--- What this task involves ---
Lift out all lines below that contain "emails".

--- Records for the task ---
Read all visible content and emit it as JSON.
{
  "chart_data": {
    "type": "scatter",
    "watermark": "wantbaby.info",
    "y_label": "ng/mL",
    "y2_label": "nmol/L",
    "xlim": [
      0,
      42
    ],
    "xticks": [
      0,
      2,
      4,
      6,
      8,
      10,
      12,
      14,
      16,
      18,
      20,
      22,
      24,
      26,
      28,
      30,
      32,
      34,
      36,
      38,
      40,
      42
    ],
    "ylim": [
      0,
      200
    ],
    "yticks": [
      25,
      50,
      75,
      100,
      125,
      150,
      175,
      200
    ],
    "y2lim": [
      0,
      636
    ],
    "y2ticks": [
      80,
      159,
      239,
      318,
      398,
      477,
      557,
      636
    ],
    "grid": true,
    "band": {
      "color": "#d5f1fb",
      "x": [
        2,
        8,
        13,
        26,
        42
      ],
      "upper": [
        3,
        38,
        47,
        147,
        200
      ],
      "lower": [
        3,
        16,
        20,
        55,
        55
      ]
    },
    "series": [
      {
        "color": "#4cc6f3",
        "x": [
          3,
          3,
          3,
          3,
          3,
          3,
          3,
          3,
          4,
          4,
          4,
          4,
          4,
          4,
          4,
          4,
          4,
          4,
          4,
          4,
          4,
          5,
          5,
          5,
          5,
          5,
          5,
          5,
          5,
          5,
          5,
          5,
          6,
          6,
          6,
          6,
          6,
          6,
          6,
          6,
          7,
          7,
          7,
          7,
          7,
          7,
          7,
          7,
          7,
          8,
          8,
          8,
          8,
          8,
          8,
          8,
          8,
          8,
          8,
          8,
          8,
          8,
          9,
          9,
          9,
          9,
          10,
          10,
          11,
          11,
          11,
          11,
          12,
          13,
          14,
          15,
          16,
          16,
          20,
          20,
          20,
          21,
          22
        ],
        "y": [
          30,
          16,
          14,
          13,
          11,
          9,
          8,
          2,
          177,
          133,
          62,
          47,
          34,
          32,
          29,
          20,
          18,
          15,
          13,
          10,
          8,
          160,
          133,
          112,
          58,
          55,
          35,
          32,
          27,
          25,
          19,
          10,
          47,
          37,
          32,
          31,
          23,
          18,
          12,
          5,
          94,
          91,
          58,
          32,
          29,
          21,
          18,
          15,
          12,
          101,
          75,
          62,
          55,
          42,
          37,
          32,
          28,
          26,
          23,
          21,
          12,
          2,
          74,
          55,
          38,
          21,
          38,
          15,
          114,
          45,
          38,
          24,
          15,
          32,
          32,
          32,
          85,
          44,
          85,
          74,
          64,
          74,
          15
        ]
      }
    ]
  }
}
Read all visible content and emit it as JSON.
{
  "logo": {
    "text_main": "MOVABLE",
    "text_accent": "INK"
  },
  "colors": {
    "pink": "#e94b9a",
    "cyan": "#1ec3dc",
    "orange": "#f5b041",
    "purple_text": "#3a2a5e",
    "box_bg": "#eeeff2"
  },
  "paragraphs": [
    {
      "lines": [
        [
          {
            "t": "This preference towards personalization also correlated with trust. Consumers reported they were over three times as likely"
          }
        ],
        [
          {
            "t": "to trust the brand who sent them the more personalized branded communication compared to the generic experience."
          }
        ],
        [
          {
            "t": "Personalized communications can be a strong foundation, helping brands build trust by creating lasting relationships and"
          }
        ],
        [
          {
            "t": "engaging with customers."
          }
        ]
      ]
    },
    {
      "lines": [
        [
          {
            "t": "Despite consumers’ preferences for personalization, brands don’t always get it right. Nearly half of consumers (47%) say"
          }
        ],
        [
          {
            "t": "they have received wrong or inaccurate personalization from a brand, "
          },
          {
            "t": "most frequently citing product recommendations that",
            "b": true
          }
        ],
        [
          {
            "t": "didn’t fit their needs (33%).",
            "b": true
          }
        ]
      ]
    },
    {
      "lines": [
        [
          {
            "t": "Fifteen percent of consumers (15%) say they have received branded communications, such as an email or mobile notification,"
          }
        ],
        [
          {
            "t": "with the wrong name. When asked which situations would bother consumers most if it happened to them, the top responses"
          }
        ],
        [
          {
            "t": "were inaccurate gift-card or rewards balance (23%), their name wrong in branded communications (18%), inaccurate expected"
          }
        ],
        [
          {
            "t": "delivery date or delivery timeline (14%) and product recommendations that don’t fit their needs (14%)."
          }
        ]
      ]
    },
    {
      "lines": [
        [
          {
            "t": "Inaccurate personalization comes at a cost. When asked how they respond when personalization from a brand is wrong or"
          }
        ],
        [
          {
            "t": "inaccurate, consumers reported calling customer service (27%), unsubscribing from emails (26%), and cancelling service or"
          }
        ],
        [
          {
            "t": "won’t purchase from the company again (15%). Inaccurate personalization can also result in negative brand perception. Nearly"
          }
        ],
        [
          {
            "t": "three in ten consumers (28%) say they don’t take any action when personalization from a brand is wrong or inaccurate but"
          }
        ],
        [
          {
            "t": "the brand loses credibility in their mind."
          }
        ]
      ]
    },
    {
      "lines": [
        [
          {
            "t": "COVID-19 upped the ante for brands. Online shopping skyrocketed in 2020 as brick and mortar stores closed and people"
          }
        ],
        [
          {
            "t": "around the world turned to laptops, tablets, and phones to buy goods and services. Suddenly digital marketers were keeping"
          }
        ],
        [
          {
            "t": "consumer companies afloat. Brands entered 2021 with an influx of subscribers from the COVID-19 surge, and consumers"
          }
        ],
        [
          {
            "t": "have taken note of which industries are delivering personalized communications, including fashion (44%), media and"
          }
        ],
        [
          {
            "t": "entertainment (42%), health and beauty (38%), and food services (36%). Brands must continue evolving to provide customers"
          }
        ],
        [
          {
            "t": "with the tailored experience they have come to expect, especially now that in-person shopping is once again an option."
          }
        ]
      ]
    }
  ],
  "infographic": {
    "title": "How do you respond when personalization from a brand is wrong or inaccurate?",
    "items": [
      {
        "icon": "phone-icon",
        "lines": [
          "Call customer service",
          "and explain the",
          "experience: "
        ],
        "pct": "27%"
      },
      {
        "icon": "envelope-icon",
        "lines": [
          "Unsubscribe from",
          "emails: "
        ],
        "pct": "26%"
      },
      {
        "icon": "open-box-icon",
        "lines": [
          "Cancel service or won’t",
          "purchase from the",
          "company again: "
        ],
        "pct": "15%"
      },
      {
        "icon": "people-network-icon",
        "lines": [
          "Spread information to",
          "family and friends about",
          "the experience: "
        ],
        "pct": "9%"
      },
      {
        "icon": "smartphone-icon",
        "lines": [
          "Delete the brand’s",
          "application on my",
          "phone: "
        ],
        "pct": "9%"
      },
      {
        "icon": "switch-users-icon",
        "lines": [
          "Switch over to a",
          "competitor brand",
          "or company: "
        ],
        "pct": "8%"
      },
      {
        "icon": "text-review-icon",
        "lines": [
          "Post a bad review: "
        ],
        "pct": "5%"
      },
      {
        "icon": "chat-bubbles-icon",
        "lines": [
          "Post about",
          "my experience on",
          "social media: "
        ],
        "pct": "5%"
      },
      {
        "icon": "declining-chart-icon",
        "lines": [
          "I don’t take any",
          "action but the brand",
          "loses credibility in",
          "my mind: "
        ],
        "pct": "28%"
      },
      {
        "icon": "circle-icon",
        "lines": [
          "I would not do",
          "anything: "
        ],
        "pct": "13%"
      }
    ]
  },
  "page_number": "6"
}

--- Complete output ---
            "t": "inaccurate, consumers reported calling customer service (27%), unsubscribing from emails (26%), and cancelling service or"
          "emails: "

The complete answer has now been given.